▶
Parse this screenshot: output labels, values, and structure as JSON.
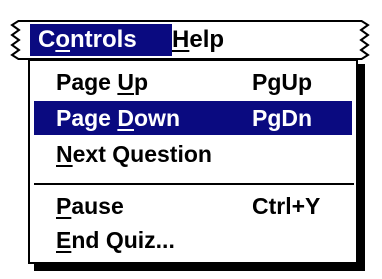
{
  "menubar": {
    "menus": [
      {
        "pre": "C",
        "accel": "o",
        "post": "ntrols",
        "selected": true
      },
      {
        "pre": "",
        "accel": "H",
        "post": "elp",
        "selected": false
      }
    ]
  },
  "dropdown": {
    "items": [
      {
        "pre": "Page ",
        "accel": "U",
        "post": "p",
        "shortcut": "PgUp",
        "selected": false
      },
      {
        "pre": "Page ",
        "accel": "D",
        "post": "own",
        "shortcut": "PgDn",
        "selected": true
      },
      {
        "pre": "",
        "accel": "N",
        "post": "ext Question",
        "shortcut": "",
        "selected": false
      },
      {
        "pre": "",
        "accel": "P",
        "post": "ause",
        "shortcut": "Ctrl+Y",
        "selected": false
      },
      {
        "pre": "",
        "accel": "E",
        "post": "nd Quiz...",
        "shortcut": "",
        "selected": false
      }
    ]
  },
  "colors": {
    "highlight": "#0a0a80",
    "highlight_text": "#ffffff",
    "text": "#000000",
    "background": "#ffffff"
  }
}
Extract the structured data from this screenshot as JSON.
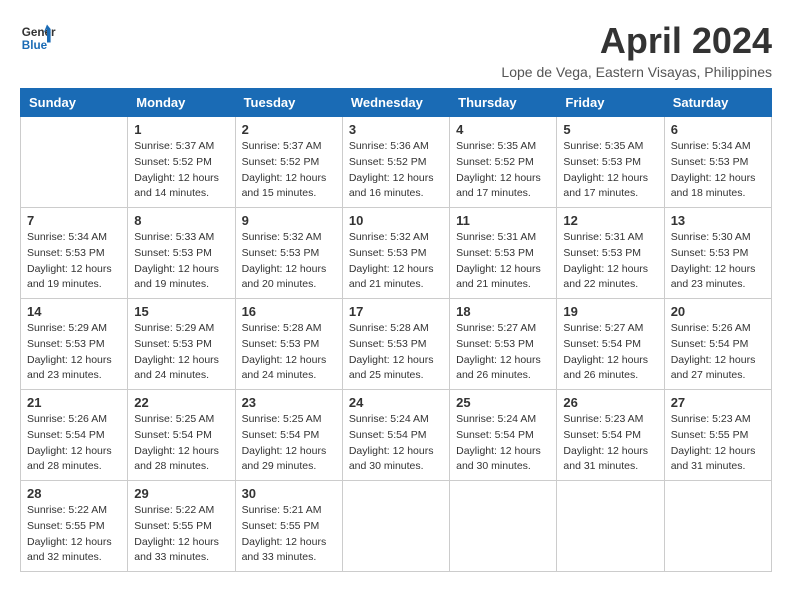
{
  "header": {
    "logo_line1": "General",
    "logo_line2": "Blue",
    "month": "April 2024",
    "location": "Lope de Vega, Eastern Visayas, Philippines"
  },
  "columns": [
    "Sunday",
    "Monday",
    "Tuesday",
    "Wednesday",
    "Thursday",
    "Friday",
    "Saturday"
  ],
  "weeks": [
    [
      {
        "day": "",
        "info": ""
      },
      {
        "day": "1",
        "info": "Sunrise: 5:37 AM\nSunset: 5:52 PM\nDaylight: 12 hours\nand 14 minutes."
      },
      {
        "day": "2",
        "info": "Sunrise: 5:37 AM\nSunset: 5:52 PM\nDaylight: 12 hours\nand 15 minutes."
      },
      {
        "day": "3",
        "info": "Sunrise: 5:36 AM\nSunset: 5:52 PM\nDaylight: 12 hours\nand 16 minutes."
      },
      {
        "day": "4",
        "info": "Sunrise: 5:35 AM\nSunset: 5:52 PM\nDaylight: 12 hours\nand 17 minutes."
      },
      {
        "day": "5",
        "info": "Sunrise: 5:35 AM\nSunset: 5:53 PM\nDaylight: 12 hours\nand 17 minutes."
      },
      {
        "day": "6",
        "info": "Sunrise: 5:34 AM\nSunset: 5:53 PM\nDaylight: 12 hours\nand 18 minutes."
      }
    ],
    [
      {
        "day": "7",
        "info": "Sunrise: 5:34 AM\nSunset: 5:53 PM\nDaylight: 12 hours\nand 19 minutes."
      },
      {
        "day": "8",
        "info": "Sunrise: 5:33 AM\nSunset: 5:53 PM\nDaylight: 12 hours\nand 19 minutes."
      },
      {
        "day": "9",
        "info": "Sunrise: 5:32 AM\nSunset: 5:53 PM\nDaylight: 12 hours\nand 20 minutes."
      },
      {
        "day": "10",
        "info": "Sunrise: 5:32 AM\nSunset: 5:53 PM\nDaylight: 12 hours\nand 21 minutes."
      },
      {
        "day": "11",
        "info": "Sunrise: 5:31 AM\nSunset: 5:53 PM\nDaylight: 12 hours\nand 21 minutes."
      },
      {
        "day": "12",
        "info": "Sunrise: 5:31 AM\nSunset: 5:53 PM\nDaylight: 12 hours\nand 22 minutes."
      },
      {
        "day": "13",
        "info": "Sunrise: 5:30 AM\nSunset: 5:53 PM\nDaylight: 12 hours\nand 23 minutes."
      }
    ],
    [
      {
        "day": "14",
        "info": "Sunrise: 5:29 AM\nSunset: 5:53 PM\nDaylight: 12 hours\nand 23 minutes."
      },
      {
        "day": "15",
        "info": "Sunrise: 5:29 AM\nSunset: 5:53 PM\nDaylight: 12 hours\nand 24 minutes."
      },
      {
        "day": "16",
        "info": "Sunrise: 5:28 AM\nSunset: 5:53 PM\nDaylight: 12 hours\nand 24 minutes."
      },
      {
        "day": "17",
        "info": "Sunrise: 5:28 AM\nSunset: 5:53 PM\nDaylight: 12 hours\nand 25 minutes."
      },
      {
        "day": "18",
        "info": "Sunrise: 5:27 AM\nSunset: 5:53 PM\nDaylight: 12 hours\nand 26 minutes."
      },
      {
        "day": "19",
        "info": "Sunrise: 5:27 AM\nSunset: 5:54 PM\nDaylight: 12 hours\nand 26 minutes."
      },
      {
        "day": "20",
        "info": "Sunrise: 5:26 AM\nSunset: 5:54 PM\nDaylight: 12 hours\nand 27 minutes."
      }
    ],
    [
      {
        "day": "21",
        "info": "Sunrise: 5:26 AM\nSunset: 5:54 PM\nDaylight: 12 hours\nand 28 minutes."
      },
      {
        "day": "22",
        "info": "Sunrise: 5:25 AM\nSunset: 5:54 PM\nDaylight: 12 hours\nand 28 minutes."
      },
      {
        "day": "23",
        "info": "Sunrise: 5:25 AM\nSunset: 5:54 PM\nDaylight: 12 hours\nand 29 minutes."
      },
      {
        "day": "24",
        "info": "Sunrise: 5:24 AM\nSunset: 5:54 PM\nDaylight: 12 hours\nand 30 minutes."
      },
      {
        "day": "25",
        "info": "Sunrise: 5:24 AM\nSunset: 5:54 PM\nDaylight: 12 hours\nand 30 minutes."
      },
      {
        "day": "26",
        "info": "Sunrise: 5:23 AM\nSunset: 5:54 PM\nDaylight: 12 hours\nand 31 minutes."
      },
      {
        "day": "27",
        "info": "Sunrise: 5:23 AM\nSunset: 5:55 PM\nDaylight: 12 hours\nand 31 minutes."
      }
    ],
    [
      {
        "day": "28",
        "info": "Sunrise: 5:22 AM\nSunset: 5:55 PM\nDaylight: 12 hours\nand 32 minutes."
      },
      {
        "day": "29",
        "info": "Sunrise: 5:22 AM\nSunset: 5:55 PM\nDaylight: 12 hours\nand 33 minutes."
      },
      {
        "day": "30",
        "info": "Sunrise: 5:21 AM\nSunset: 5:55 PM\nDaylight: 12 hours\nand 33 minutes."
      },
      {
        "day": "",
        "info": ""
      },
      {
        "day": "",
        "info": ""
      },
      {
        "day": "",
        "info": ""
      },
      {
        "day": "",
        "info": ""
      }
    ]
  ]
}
◀
:: Aim ::
Reproduce the material above in full and without alteration, but skip all pictures.

:: Finished exercise ::
Parse this screenshot: output labels, values, and structure as JSON.
{
  "menubar": {
    "menus": [
      {
        "pre": "C",
        "accel": "o",
        "post": "ntrols",
        "selected": true
      },
      {
        "pre": "",
        "accel": "H",
        "post": "elp",
        "selected": false
      }
    ]
  },
  "dropdown": {
    "items": [
      {
        "pre": "Page ",
        "accel": "U",
        "post": "p",
        "shortcut": "PgUp",
        "selected": false
      },
      {
        "pre": "Page ",
        "accel": "D",
        "post": "own",
        "shortcut": "PgDn",
        "selected": true
      },
      {
        "pre": "",
        "accel": "N",
        "post": "ext Question",
        "shortcut": "",
        "selected": false
      },
      {
        "pre": "",
        "accel": "P",
        "post": "ause",
        "shortcut": "Ctrl+Y",
        "selected": false
      },
      {
        "pre": "",
        "accel": "E",
        "post": "nd Quiz...",
        "shortcut": "",
        "selected": false
      }
    ]
  },
  "colors": {
    "highlight": "#0a0a80",
    "highlight_text": "#ffffff",
    "text": "#000000",
    "background": "#ffffff"
  }
}
Extract the structured data from this screenshot as JSON.
{
  "header": {
    "logo_line1": "General",
    "logo_line2": "Blue",
    "month": "April 2024",
    "location": "Lope de Vega, Eastern Visayas, Philippines"
  },
  "columns": [
    "Sunday",
    "Monday",
    "Tuesday",
    "Wednesday",
    "Thursday",
    "Friday",
    "Saturday"
  ],
  "weeks": [
    [
      {
        "day": "",
        "info": ""
      },
      {
        "day": "1",
        "info": "Sunrise: 5:37 AM\nSunset: 5:52 PM\nDaylight: 12 hours\nand 14 minutes."
      },
      {
        "day": "2",
        "info": "Sunrise: 5:37 AM\nSunset: 5:52 PM\nDaylight: 12 hours\nand 15 minutes."
      },
      {
        "day": "3",
        "info": "Sunrise: 5:36 AM\nSunset: 5:52 PM\nDaylight: 12 hours\nand 16 minutes."
      },
      {
        "day": "4",
        "info": "Sunrise: 5:35 AM\nSunset: 5:52 PM\nDaylight: 12 hours\nand 17 minutes."
      },
      {
        "day": "5",
        "info": "Sunrise: 5:35 AM\nSunset: 5:53 PM\nDaylight: 12 hours\nand 17 minutes."
      },
      {
        "day": "6",
        "info": "Sunrise: 5:34 AM\nSunset: 5:53 PM\nDaylight: 12 hours\nand 18 minutes."
      }
    ],
    [
      {
        "day": "7",
        "info": "Sunrise: 5:34 AM\nSunset: 5:53 PM\nDaylight: 12 hours\nand 19 minutes."
      },
      {
        "day": "8",
        "info": "Sunrise: 5:33 AM\nSunset: 5:53 PM\nDaylight: 12 hours\nand 19 minutes."
      },
      {
        "day": "9",
        "info": "Sunrise: 5:32 AM\nSunset: 5:53 PM\nDaylight: 12 hours\nand 20 minutes."
      },
      {
        "day": "10",
        "info": "Sunrise: 5:32 AM\nSunset: 5:53 PM\nDaylight: 12 hours\nand 21 minutes."
      },
      {
        "day": "11",
        "info": "Sunrise: 5:31 AM\nSunset: 5:53 PM\nDaylight: 12 hours\nand 21 minutes."
      },
      {
        "day": "12",
        "info": "Sunrise: 5:31 AM\nSunset: 5:53 PM\nDaylight: 12 hours\nand 22 minutes."
      },
      {
        "day": "13",
        "info": "Sunrise: 5:30 AM\nSunset: 5:53 PM\nDaylight: 12 hours\nand 23 minutes."
      }
    ],
    [
      {
        "day": "14",
        "info": "Sunrise: 5:29 AM\nSunset: 5:53 PM\nDaylight: 12 hours\nand 23 minutes."
      },
      {
        "day": "15",
        "info": "Sunrise: 5:29 AM\nSunset: 5:53 PM\nDaylight: 12 hours\nand 24 minutes."
      },
      {
        "day": "16",
        "info": "Sunrise: 5:28 AM\nSunset: 5:53 PM\nDaylight: 12 hours\nand 24 minutes."
      },
      {
        "day": "17",
        "info": "Sunrise: 5:28 AM\nSunset: 5:53 PM\nDaylight: 12 hours\nand 25 minutes."
      },
      {
        "day": "18",
        "info": "Sunrise: 5:27 AM\nSunset: 5:53 PM\nDaylight: 12 hours\nand 26 minutes."
      },
      {
        "day": "19",
        "info": "Sunrise: 5:27 AM\nSunset: 5:54 PM\nDaylight: 12 hours\nand 26 minutes."
      },
      {
        "day": "20",
        "info": "Sunrise: 5:26 AM\nSunset: 5:54 PM\nDaylight: 12 hours\nand 27 minutes."
      }
    ],
    [
      {
        "day": "21",
        "info": "Sunrise: 5:26 AM\nSunset: 5:54 PM\nDaylight: 12 hours\nand 28 minutes."
      },
      {
        "day": "22",
        "info": "Sunrise: 5:25 AM\nSunset: 5:54 PM\nDaylight: 12 hours\nand 28 minutes."
      },
      {
        "day": "23",
        "info": "Sunrise: 5:25 AM\nSunset: 5:54 PM\nDaylight: 12 hours\nand 29 minutes."
      },
      {
        "day": "24",
        "info": "Sunrise: 5:24 AM\nSunset: 5:54 PM\nDaylight: 12 hours\nand 30 minutes."
      },
      {
        "day": "25",
        "info": "Sunrise: 5:24 AM\nSunset: 5:54 PM\nDaylight: 12 hours\nand 30 minutes."
      },
      {
        "day": "26",
        "info": "Sunrise: 5:23 AM\nSunset: 5:54 PM\nDaylight: 12 hours\nand 31 minutes."
      },
      {
        "day": "27",
        "info": "Sunrise: 5:23 AM\nSunset: 5:55 PM\nDaylight: 12 hours\nand 31 minutes."
      }
    ],
    [
      {
        "day": "28",
        "info": "Sunrise: 5:22 AM\nSunset: 5:55 PM\nDaylight: 12 hours\nand 32 minutes."
      },
      {
        "day": "29",
        "info": "Sunrise: 5:22 AM\nSunset: 5:55 PM\nDaylight: 12 hours\nand 33 minutes."
      },
      {
        "day": "30",
        "info": "Sunrise: 5:21 AM\nSunset: 5:55 PM\nDaylight: 12 hours\nand 33 minutes."
      },
      {
        "day": "",
        "info": ""
      },
      {
        "day": "",
        "info": ""
      },
      {
        "day": "",
        "info": ""
      },
      {
        "day": "",
        "info": ""
      }
    ]
  ]
}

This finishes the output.